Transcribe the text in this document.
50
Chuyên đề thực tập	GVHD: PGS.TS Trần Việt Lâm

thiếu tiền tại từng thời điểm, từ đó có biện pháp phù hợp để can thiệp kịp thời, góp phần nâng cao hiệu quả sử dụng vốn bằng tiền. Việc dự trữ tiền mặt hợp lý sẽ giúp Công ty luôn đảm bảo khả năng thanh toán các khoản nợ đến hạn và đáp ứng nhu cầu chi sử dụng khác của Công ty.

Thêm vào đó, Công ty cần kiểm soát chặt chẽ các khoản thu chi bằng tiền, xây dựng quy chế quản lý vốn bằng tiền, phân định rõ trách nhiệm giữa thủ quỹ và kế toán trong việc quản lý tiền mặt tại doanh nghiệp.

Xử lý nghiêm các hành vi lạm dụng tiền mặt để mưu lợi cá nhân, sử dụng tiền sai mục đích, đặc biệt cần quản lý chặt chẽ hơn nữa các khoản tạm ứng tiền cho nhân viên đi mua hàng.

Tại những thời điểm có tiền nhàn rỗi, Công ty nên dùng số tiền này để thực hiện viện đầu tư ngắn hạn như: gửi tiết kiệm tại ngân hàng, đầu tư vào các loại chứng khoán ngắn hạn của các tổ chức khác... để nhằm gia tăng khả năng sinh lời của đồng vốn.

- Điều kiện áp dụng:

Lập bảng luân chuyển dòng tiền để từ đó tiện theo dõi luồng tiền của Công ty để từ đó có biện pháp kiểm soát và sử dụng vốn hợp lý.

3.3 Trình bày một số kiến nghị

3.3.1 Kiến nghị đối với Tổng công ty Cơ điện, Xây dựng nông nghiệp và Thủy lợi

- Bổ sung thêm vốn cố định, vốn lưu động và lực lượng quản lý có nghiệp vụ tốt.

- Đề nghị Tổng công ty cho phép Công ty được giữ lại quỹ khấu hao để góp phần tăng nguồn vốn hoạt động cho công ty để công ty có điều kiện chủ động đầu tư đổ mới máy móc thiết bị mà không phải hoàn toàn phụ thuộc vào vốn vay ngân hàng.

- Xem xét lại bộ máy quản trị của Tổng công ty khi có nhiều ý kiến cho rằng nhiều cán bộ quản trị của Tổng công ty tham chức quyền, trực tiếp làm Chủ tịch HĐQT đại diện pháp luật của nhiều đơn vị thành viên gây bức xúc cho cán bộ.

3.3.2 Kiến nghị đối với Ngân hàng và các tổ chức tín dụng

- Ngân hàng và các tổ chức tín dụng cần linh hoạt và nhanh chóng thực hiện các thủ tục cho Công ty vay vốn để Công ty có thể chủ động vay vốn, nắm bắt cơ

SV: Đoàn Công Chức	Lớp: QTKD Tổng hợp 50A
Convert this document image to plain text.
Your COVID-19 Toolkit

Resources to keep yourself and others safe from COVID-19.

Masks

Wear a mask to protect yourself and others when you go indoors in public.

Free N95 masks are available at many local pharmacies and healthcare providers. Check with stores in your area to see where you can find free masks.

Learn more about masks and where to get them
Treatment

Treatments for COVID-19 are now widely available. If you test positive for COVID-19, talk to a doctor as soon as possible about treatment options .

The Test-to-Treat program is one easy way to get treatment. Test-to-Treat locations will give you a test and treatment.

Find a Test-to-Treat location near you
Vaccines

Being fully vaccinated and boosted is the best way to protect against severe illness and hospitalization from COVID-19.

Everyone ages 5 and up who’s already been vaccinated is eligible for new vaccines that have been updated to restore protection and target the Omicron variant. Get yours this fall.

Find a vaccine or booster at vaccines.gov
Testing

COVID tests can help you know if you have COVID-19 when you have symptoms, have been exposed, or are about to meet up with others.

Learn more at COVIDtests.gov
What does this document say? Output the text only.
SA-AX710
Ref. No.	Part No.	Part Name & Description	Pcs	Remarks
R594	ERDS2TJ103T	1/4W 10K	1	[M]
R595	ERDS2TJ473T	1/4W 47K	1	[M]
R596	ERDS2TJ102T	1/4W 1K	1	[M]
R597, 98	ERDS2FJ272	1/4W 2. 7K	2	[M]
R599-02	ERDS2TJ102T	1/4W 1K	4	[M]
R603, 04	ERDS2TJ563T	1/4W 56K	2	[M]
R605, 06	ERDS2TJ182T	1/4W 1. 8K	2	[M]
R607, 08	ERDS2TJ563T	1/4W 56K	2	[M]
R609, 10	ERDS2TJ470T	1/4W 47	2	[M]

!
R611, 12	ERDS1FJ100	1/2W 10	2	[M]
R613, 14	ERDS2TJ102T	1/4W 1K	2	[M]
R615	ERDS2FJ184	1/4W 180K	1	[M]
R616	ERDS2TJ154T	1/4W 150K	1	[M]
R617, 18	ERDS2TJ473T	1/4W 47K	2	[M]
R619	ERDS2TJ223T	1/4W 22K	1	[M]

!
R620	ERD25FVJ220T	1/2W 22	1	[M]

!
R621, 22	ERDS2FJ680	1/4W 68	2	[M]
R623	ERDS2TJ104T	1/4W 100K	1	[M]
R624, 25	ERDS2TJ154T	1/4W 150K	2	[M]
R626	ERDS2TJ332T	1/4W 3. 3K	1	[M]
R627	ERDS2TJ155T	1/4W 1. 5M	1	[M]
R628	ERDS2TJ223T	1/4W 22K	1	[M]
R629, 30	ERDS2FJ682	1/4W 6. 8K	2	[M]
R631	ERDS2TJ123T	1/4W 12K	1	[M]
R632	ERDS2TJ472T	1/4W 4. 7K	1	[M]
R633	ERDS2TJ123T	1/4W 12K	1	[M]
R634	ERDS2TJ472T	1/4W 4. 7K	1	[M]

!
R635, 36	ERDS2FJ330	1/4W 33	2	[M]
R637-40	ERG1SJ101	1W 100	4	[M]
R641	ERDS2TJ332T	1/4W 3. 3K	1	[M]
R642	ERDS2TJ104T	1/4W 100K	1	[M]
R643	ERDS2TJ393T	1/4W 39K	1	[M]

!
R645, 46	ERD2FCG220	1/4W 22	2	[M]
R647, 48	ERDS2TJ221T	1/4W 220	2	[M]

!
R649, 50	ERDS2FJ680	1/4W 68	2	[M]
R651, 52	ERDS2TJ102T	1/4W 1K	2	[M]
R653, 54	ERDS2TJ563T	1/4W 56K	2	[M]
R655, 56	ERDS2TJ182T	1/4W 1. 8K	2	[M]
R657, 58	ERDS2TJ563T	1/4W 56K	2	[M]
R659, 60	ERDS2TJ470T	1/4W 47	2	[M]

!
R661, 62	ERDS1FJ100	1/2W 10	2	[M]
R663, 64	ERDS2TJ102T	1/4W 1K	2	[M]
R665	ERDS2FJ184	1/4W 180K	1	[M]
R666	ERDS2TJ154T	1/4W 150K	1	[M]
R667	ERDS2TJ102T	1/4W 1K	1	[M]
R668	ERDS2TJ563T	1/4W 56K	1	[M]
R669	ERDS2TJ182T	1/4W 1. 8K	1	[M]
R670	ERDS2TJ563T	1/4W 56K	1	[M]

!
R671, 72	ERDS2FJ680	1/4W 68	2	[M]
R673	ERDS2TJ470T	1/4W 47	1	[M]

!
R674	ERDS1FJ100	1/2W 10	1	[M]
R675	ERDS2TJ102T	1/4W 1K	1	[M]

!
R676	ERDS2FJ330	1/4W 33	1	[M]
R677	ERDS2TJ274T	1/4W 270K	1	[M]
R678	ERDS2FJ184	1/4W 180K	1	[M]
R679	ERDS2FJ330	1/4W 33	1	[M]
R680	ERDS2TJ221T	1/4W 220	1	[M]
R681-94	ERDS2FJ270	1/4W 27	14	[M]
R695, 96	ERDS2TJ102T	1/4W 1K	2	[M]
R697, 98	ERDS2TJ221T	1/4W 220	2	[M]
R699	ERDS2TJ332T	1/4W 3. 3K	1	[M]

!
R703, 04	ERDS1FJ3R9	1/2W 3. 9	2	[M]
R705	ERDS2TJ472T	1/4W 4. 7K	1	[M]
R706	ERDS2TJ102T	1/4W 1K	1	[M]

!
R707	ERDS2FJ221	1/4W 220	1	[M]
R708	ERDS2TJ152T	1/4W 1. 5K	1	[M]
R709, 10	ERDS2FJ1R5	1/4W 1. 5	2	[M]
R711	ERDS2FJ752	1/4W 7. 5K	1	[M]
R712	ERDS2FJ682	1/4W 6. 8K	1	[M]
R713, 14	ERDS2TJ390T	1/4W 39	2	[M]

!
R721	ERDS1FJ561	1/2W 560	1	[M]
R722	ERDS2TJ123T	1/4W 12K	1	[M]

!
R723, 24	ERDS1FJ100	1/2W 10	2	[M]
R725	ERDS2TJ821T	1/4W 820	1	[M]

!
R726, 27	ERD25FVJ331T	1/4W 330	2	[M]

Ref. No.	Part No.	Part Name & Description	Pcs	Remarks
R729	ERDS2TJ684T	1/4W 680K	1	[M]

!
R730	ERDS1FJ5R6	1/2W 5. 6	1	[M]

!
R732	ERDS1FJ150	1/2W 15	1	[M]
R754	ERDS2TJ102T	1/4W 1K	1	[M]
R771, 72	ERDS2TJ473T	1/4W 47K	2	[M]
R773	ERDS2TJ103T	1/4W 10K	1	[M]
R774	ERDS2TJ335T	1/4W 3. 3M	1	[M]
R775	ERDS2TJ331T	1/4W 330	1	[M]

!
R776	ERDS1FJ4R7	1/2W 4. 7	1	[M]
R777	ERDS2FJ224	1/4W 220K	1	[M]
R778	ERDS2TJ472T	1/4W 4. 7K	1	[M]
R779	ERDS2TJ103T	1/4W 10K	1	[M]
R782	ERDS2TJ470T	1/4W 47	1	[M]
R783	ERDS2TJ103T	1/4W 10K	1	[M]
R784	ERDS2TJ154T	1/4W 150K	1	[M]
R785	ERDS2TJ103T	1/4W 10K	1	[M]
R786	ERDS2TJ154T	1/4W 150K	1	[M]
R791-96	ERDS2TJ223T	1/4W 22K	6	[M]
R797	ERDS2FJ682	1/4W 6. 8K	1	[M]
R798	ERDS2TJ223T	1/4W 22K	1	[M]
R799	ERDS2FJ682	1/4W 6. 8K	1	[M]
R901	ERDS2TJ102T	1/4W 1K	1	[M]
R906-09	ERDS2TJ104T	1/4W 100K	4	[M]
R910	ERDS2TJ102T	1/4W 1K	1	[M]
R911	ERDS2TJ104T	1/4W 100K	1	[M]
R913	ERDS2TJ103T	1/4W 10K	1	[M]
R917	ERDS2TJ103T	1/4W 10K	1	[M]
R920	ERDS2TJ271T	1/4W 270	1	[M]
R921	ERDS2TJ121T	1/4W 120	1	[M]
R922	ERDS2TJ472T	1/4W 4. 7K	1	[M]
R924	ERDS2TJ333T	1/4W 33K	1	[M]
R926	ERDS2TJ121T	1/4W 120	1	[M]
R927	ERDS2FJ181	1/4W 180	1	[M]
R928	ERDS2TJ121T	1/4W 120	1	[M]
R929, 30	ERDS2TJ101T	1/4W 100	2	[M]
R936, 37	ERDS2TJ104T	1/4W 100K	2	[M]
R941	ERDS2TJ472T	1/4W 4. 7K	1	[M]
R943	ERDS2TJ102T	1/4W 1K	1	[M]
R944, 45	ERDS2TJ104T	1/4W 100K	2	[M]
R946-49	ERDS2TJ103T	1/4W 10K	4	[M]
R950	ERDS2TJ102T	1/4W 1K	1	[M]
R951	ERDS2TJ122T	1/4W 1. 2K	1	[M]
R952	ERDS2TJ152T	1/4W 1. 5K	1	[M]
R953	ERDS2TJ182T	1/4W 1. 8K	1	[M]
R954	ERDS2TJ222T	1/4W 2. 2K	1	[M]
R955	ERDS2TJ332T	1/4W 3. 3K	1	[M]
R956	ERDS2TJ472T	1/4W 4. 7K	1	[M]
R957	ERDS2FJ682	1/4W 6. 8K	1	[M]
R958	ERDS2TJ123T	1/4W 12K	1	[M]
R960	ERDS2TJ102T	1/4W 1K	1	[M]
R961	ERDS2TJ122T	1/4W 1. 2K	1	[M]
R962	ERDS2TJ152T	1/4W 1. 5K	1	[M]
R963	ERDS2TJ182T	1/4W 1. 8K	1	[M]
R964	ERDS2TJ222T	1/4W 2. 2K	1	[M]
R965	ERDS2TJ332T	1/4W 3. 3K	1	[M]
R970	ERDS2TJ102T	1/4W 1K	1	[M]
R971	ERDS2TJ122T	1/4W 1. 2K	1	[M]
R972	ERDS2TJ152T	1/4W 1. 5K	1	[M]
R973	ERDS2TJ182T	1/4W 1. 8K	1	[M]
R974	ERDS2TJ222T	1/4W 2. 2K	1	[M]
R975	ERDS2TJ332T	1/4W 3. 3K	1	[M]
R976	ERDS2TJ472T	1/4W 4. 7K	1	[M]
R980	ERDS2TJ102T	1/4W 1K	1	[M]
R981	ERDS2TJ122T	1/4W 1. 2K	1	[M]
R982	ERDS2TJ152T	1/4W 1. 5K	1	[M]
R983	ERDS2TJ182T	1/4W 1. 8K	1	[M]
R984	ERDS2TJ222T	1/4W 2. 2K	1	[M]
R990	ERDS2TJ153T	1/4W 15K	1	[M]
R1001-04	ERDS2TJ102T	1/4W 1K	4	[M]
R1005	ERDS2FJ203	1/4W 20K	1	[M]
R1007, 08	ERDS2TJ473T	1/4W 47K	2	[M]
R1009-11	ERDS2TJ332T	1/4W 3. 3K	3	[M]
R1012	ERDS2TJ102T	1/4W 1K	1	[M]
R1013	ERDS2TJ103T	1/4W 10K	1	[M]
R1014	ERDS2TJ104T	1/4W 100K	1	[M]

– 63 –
=-=-=
- **WRITTEN PROBLEM**:
Report how many lines above hold the string "soát", giving nothing but the number.

- **CORRECT OUTPUT**:
2